--- Do this ---
Output every record below exactly as it appears.

[Dataset items]
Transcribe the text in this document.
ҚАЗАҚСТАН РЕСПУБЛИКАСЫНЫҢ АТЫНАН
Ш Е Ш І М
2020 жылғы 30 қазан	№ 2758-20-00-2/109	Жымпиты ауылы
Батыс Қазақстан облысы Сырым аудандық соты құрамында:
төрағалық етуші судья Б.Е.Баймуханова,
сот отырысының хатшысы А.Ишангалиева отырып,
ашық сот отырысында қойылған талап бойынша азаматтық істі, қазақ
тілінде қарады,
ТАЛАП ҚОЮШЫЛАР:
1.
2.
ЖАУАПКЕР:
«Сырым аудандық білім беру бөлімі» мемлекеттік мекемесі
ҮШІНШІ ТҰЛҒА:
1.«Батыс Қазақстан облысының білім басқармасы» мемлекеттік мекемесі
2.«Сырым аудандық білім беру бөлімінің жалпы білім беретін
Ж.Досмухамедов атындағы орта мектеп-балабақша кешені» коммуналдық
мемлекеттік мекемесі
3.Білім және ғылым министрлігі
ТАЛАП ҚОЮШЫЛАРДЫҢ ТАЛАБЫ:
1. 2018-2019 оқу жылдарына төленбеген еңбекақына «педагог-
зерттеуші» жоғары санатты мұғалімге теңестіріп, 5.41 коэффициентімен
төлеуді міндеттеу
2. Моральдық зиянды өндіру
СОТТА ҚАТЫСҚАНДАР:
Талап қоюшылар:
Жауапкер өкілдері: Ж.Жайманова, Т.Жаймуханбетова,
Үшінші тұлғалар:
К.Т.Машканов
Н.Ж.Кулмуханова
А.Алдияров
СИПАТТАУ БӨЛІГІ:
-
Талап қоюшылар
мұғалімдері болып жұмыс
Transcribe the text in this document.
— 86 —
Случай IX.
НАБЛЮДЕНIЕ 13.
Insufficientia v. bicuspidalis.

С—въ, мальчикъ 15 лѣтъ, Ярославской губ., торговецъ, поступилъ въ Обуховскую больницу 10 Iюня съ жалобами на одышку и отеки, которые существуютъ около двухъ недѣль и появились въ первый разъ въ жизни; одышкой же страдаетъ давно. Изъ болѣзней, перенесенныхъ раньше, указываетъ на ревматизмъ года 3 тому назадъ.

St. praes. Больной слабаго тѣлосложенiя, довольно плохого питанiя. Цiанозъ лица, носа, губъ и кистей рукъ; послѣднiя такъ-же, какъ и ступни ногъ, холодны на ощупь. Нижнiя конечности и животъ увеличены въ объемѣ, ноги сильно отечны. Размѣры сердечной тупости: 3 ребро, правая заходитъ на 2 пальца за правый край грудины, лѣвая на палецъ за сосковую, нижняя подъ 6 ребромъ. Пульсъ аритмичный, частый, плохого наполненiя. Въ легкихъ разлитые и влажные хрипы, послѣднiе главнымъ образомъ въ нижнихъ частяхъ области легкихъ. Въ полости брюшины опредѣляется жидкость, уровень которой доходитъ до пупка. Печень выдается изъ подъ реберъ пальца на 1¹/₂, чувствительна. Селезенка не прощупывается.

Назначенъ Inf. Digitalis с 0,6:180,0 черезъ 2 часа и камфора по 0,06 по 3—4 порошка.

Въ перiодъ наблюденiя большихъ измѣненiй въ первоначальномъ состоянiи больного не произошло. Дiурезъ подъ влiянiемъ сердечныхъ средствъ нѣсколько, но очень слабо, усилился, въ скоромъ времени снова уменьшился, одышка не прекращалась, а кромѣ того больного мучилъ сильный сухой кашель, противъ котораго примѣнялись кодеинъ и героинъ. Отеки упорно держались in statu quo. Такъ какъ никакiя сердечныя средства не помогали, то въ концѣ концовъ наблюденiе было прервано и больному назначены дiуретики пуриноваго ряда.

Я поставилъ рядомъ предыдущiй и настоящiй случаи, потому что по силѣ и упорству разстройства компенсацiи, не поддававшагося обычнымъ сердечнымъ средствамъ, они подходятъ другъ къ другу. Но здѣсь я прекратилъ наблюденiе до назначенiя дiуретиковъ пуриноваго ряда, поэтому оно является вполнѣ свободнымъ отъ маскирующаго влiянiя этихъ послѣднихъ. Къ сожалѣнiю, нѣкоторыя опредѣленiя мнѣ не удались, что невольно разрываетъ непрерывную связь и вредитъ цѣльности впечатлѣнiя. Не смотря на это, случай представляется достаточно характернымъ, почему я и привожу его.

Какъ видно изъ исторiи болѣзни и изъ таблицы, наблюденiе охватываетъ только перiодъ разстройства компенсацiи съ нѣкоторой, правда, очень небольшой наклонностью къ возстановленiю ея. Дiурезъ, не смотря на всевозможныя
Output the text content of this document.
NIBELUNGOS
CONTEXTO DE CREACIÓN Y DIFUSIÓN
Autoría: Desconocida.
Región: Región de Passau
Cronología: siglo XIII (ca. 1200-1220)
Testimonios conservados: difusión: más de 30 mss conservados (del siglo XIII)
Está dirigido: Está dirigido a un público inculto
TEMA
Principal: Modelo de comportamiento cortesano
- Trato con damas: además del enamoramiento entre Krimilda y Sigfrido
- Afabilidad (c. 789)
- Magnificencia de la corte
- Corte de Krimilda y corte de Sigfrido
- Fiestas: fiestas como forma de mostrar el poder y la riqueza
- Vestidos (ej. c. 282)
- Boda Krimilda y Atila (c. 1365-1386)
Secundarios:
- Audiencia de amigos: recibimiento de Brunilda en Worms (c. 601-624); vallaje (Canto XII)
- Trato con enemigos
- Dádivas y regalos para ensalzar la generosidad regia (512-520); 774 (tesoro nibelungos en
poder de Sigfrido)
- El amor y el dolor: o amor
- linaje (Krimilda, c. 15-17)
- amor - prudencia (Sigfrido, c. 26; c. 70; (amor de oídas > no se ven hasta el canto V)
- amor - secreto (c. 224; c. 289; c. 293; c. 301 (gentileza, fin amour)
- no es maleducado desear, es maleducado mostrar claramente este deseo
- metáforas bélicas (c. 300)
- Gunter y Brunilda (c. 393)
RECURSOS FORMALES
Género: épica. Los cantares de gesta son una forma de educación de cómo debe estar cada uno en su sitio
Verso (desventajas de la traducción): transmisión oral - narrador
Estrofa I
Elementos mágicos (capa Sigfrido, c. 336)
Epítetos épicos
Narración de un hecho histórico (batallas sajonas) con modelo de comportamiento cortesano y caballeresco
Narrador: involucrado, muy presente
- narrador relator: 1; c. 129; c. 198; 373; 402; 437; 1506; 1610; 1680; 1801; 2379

--- Exercise response ---
Transcribe the text in this document.
ҚАЗАҚСТАН РЕСПУБЛИКАСЫНЫҢ АТЫНАН
Ш Е Ш І М
2020 жылғы 30 қазан	№ 2758-20-00-2/109	Жымпиты ауылы
Батыс Қазақстан облысы Сырым аудандық соты құрамында:
төрағалық етуші судья Б.Е.Баймуханова,
сот отырысының хатшысы А.Ишангалиева отырып,
ашық сот отырысында қойылған талап бойынша азаматтық істі, қазақ
тілінде қарады,
ТАЛАП ҚОЮШЫЛАР:
1.
2.
ЖАУАПКЕР:
«Сырым аудандық білім беру бөлімі» мемлекеттік мекемесі
ҮШІНШІ ТҰЛҒА:
1.«Батыс Қазақстан облысының білім басқармасы» мемлекеттік мекемесі
2.«Сырым аудандық білім беру бөлімінің жалпы білім беретін
Ж.Досмухамедов атындағы орта мектеп-балабақша кешені» коммуналдық
мемлекеттік мекемесі
3.Білім және ғылым министрлігі
ТАЛАП ҚОЮШЫЛАРДЫҢ ТАЛАБЫ:
1. 2018-2019 оқу жылдарына төленбеген еңбекақына «педагог-
зерттеуші» жоғары санатты мұғалімге теңестіріп, 5.41 коэффициентімен
төлеуді міндеттеу
2. Моральдық зиянды өндіру
СОТТА ҚАТЫСҚАНДАР:
Талап қоюшылар:
Жауапкер өкілдері: Ж.Жайманова, Т.Жаймуханбетова,
Үшінші тұлғалар:
К.Т.Машканов
Н.Ж.Кулмуханова
А.Алдияров
СИПАТТАУ БӨЛІГІ:
-
Талап қоюшылар
мұғалімдері болып жұмыс
Transcribe the text in this document.
— 86 —
Случай IX.
НАБЛЮДЕНIЕ 13.
Insufficientia v. bicuspidalis.

С—въ, мальчикъ 15 лѣтъ, Ярославской губ., торговецъ, поступилъ въ Обуховскую больницу 10 Iюня съ жалобами на одышку и отеки, которые существуютъ около двухъ недѣль и появились въ первый разъ въ жизни; одышкой же страдаетъ давно. Изъ болѣзней, перенесенныхъ раньше, указываетъ на ревматизмъ года 3 тому назадъ.

St. praes. Больной слабаго тѣлосложенiя, довольно плохого питанiя. Цiанозъ лица, носа, губъ и кистей рукъ; послѣднiя такъ-же, какъ и ступни ногъ, холодны на ощупь. Нижнiя конечности и животъ увеличены въ объемѣ, ноги сильно отечны. Размѣры сердечной тупости: 3 ребро, правая заходитъ на 2 пальца за правый край грудины, лѣвая на палецъ за сосковую, нижняя подъ 6 ребромъ. Пульсъ аритмичный, частый, плохого наполненiя. Въ легкихъ разлитые и влажные хрипы, послѣднiе главнымъ образомъ въ нижнихъ частяхъ области легкихъ. Въ полости брюшины опредѣляется жидкость, уровень которой доходитъ до пупка. Печень выдается изъ подъ реберъ пальца на 1¹/₂, чувствительна. Селезенка не прощупывается.

Назначенъ Inf. Digitalis с 0,6:180,0 черезъ 2 часа и камфора по 0,06 по 3—4 порошка.

Въ перiодъ наблюденiя большихъ измѣненiй въ первоначальномъ состоянiи больного не произошло. Дiурезъ подъ влiянiемъ сердечныхъ средствъ нѣсколько, но очень слабо, усилился, въ скоромъ времени снова уменьшился, одышка не прекращалась, а кромѣ того больного мучилъ сильный сухой кашель, противъ котораго примѣнялись кодеинъ и героинъ. Отеки упорно держались in statu quo. Такъ какъ никакiя сердечныя средства не помогали, то въ концѣ концовъ наблюденiе было прервано и больному назначены дiуретики пуриноваго ряда.

Я поставилъ рядомъ предыдущiй и настоящiй случаи, потому что по силѣ и упорству разстройства компенсацiи, не поддававшагося обычнымъ сердечнымъ средствамъ, они подходятъ другъ къ другу. Но здѣсь я прекратилъ наблюденiе до назначенiя дiуретиковъ пуриноваго ряда, поэтому оно является вполнѣ свободнымъ отъ маскирующаго влiянiя этихъ послѣднихъ. Къ сожалѣнiю, нѣкоторыя опредѣленiя мнѣ не удались, что невольно разрываетъ непрерывную связь и вредитъ цѣльности впечатлѣнiя. Не смотря на это, случай представляется достаточно характернымъ, почему я и привожу его.

Какъ видно изъ исторiи болѣзни и изъ таблицы, наблюденiе охватываетъ только перiодъ разстройства компенсацiи съ нѣкоторой, правда, очень небольшой наклонностью къ возстановленiю ея. Дiурезъ, не смотря на всевозможныя
Output the text content of this document.
NIBELUNGOS
CONTEXTO DE CREACIÓN Y DIFUSIÓN
Autoría: Desconocida.
Región: Región de Passau
Cronología: siglo XIII (ca. 1200-1220)
Testimonios conservados: difusión: más de 30 mss conservados (del siglo XIII)
Está dirigido: Está dirigido a un público inculto
TEMA
Principal: Modelo de comportamiento cortesano
- Trato con damas: además del enamoramiento entre Krimilda y Sigfrido
- Afabilidad (c. 789)
- Magnificencia de la corte
- Corte de Krimilda y corte de Sigfrido
- Fiestas: fiestas como forma de mostrar el poder y la riqueza
- Vestidos (ej. c. 282)
- Boda Krimilda y Atila (c. 1365-1386)
Secundarios:
- Audiencia de amigos: recibimiento de Brunilda en Worms (c. 601-624); vallaje (Canto XII)
- Trato con enemigos
- Dádivas y regalos para ensalzar la generosidad regia (512-520); 774 (tesoro nibelungos en
poder de Sigfrido)
- El amor y el dolor: o amor
- linaje (Krimilda, c. 15-17)
- amor - prudencia (Sigfrido, c. 26; c. 70; (amor de oídas > no se ven hasta el canto V)
- amor - secreto (c. 224; c. 289; c. 293; c. 301 (gentileza, fin amour)
- no es maleducado desear, es maleducado mostrar claramente este deseo
- metáforas bélicas (c. 300)
- Gunter y Brunilda (c. 393)
RECURSOS FORMALES
Género: épica. Los cantares de gesta son una forma de educación de cómo debe estar cada uno en su sitio
Verso (desventajas de la traducción): transmisión oral - narrador
Estrofa I
Elementos mágicos (capa Sigfrido, c. 336)
Epítetos épicos
Narración de un hecho histórico (batallas sajonas) con modelo de comportamiento cortesano y caballeresco
Narrador: involucrado, muy presente
- narrador relator: 1; c. 129; c. 198; 373; 402; 437; 1506; 1610; 1680; 1801; 2379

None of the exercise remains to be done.